[BEGIN Data provided]
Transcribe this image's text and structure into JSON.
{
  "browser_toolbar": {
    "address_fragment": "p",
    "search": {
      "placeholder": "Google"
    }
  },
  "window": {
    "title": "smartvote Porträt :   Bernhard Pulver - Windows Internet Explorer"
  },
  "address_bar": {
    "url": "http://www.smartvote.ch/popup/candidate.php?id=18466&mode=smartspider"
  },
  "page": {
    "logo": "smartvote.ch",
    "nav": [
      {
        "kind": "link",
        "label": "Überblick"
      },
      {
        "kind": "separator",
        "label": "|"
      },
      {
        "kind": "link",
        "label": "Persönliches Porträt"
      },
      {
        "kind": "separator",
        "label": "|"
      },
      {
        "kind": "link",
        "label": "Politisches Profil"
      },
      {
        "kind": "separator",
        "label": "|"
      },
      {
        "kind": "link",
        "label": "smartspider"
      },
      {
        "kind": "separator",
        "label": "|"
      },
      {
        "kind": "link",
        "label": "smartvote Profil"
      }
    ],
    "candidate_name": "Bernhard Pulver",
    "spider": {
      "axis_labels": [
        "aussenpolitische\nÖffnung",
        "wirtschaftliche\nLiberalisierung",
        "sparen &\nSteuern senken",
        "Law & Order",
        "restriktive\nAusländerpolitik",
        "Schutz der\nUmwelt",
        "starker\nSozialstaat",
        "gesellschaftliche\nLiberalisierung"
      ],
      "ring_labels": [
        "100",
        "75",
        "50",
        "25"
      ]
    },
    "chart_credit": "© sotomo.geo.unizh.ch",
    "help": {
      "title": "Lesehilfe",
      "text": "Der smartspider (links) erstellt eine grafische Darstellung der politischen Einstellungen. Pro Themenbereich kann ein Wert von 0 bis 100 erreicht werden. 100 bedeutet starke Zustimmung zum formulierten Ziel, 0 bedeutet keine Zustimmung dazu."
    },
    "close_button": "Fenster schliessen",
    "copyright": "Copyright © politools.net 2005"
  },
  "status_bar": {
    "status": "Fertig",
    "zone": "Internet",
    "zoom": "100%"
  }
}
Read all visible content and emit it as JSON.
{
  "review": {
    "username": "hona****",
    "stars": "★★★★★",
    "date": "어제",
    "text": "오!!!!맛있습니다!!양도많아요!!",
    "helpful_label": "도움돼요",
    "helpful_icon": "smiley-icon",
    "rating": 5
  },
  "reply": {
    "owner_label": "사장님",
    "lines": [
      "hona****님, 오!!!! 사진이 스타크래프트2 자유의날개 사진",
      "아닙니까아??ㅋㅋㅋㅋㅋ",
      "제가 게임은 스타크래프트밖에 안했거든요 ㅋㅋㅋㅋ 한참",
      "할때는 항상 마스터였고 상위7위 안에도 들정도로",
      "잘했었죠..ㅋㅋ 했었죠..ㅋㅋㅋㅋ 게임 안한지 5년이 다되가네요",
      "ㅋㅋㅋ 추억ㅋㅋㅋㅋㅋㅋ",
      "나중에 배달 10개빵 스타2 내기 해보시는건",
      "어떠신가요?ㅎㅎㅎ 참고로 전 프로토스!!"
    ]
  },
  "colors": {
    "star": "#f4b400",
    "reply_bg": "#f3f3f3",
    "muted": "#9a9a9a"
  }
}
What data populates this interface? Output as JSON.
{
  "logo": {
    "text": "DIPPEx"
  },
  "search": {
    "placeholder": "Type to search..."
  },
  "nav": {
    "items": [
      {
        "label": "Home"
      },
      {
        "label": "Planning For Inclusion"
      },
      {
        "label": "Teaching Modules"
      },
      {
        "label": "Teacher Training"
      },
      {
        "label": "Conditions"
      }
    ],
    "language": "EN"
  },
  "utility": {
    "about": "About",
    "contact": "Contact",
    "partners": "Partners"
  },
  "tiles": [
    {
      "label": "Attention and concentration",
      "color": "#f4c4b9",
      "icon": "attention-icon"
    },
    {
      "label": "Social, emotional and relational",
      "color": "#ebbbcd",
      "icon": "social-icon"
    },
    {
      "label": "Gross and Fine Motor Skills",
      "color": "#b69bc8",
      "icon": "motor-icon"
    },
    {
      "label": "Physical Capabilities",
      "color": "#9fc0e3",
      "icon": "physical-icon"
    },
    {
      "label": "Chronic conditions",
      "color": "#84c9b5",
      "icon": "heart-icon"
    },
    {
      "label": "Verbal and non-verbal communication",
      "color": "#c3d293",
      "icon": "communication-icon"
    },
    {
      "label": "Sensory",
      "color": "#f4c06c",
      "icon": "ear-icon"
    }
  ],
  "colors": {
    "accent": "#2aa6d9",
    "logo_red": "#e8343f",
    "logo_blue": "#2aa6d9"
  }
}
[END Data provided]
● **Your task**
Every entry must be quoted exactly as it appears above.

● **Answer for this exercise**
Transcribe this image's text and structure into JSON.
{
  "browser_toolbar": {
    "address_fragment": "p",
    "search": {
      "placeholder": "Google"
    }
  },
  "window": {
    "title": "smartvote Porträt :   Bernhard Pulver - Windows Internet Explorer"
  },
  "address_bar": {
    "url": "http://www.smartvote.ch/popup/candidate.php?id=18466&mode=smartspider"
  },
  "page": {
    "logo": "smartvote.ch",
    "nav": [
      {
        "kind": "link",
        "label": "Überblick"
      },
      {
        "kind": "separator",
        "label": "|"
      },
      {
        "kind": "link",
        "label": "Persönliches Porträt"
      },
      {
        "kind": "separator",
        "label": "|"
      },
      {
        "kind": "link",
        "label": "Politisches Profil"
      },
      {
        "kind": "separator",
        "label": "|"
      },
      {
        "kind": "link",
        "label": "smartspider"
      },
      {
        "kind": "separator",
        "label": "|"
      },
      {
        "kind": "link",
        "label": "smartvote Profil"
      }
    ],
    "candidate_name": "Bernhard Pulver",
    "spider": {
      "axis_labels": [
        "aussenpolitische\nÖffnung",
        "wirtschaftliche\nLiberalisierung",
        "sparen &\nSteuern senken",
        "Law & Order",
        "restriktive\nAusländerpolitik",
        "Schutz der\nUmwelt",
        "starker\nSozialstaat",
        "gesellschaftliche\nLiberalisierung"
      ],
      "ring_labels": [
        "100",
        "75",
        "50",
        "25"
      ]
    },
    "chart_credit": "© sotomo.geo.unizh.ch",
    "help": {
      "title": "Lesehilfe",
      "text": "Der smartspider (links) erstellt eine grafische Darstellung der politischen Einstellungen. Pro Themenbereich kann ein Wert von 0 bis 100 erreicht werden. 100 bedeutet starke Zustimmung zum formulierten Ziel, 0 bedeutet keine Zustimmung dazu."
    },
    "close_button": "Fenster schliessen",
    "copyright": "Copyright © politools.net 2005"
  },
  "status_bar": {
    "status": "Fertig",
    "zone": "Internet",
    "zoom": "100%"
  }
}
Read all visible content and emit it as JSON.
{
  "review": {
    "username": "hona****",
    "stars": "★★★★★",
    "date": "어제",
    "text": "오!!!!맛있습니다!!양도많아요!!",
    "helpful_label": "도움돼요",
    "helpful_icon": "smiley-icon",
    "rating": 5
  },
  "reply": {
    "owner_label": "사장님",
    "lines": [
      "hona****님, 오!!!! 사진이 스타크래프트2 자유의날개 사진",
      "아닙니까아??ㅋㅋㅋㅋㅋ",
      "제가 게임은 스타크래프트밖에 안했거든요 ㅋㅋㅋㅋ 한참",
      "할때는 항상 마스터였고 상위7위 안에도 들정도로",
      "잘했었죠..ㅋㅋ 했었죠..ㅋㅋㅋㅋ 게임 안한지 5년이 다되가네요",
      "ㅋㅋㅋ 추억ㅋㅋㅋㅋㅋㅋ",
      "나중에 배달 10개빵 스타2 내기 해보시는건",
      "어떠신가요?ㅎㅎㅎ 참고로 전 프로토스!!"
    ]
  },
  "colors": {
    "star": "#f4b400",
    "reply_bg": "#f3f3f3",
    "muted": "#9a9a9a"
  }
}
What data populates this interface? Output as JSON.
{
  "logo": {
    "text": "DIPPEx"
  },
  "search": {
    "placeholder": "Type to search..."
  },
  "nav": {
    "items": [
      {
        "label": "Home"
      },
      {
        "label": "Planning For Inclusion"
      },
      {
        "label": "Teaching Modules"
      },
      {
        "label": "Teacher Training"
      },
      {
        "label": "Conditions"
      }
    ],
    "language": "EN"
  },
  "utility": {
    "about": "About",
    "contact": "Contact",
    "partners": "Partners"
  },
  "tiles": [
    {
      "label": "Attention and concentration",
      "color": "#f4c4b9",
      "icon": "attention-icon"
    },
    {
      "label": "Social, emotional and relational",
      "color": "#ebbbcd",
      "icon": "social-icon"
    },
    {
      "label": "Gross and Fine Motor Skills",
      "color": "#b69bc8",
      "icon": "motor-icon"
    },
    {
      "label": "Physical Capabilities",
      "color": "#9fc0e3",
      "icon": "physical-icon"
    },
    {
      "label": "Chronic conditions",
      "color": "#84c9b5",
      "icon": "heart-icon"
    },
    {
      "label": "Verbal and non-verbal communication",
      "color": "#c3d293",
      "icon": "communication-icon"
    },
    {
      "label": "Sensory",
      "color": "#f4c06c",
      "icon": "ear-icon"
    }
  ],
  "colors": {
    "accent": "#2aa6d9",
    "logo_red": "#e8343f",
    "logo_blue": "#2aa6d9"
  }
}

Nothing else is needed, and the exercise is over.